▶ Task to complete
Using the data beneath, show every line that includes the word "образования".

▶ Source data
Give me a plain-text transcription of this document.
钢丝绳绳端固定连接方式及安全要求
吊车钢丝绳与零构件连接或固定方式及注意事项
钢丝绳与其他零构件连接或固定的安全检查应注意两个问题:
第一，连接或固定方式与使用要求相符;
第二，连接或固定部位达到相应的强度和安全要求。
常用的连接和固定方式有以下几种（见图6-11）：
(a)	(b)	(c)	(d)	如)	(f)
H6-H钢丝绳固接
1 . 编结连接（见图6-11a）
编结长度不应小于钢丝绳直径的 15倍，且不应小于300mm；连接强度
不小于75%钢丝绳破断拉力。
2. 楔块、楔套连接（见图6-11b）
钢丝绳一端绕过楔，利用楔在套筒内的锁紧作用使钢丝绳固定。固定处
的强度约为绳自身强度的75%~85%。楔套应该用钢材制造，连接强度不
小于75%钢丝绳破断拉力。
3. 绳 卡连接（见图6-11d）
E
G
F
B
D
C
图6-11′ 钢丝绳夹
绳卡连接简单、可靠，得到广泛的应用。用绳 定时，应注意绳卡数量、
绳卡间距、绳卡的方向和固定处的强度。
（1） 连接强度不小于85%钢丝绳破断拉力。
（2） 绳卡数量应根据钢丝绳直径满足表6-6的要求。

---

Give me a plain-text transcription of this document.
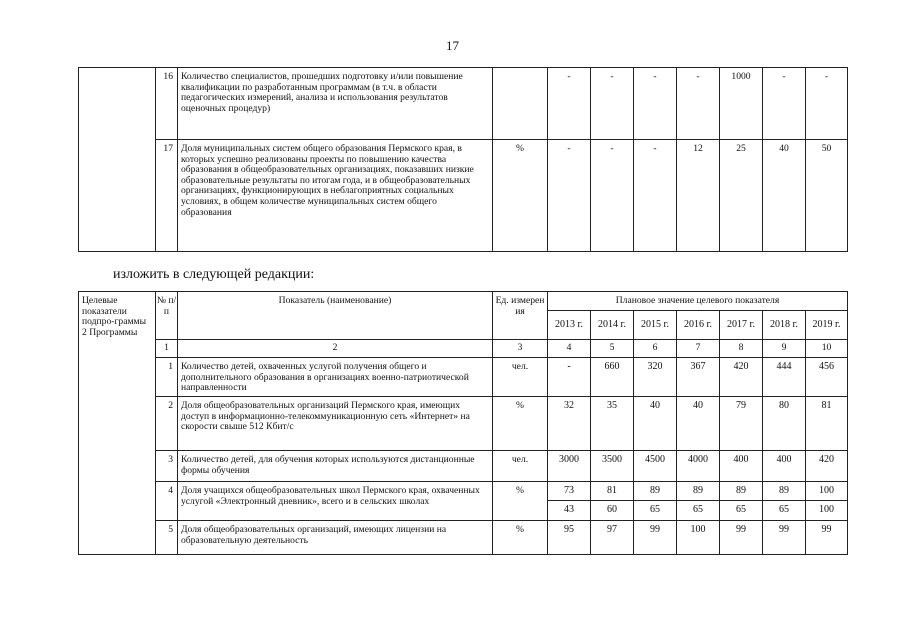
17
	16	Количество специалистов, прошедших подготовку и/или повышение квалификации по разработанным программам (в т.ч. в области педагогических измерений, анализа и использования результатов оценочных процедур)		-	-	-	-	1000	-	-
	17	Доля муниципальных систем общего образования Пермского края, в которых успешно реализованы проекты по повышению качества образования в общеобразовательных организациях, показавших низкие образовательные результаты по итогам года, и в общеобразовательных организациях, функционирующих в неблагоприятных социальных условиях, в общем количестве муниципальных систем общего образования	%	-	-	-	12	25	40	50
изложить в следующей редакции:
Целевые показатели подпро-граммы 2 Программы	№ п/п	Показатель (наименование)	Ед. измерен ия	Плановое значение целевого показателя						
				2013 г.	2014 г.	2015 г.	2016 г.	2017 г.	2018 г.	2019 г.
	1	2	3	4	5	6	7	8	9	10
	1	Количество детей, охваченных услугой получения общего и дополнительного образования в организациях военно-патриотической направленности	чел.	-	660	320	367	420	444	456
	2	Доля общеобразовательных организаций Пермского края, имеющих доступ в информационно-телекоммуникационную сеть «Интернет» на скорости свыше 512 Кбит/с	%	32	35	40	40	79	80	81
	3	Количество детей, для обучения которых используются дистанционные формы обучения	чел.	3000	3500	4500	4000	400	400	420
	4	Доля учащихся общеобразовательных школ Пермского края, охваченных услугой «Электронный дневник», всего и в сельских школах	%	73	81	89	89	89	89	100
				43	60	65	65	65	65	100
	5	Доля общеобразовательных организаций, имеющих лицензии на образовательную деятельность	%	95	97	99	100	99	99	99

▶ Full solution
	17	Доля муниципальных систем общего образования Пермского края, в которых успешно реализованы проекты по повышению качества образования в общеобразовательных организациях, показавших низкие образовательные результаты по итогам года, и в общеобразовательных организациях, функционирующих в неблагоприятных социальных условиях, в общем количестве муниципальных систем общего образования	%	-	-	-	12	25	40	50
	1	Количество детей, охваченных услугой получения общего и дополнительного образования в организациях военно-патриотической направленности	чел.	-	660	320	367	420	444	456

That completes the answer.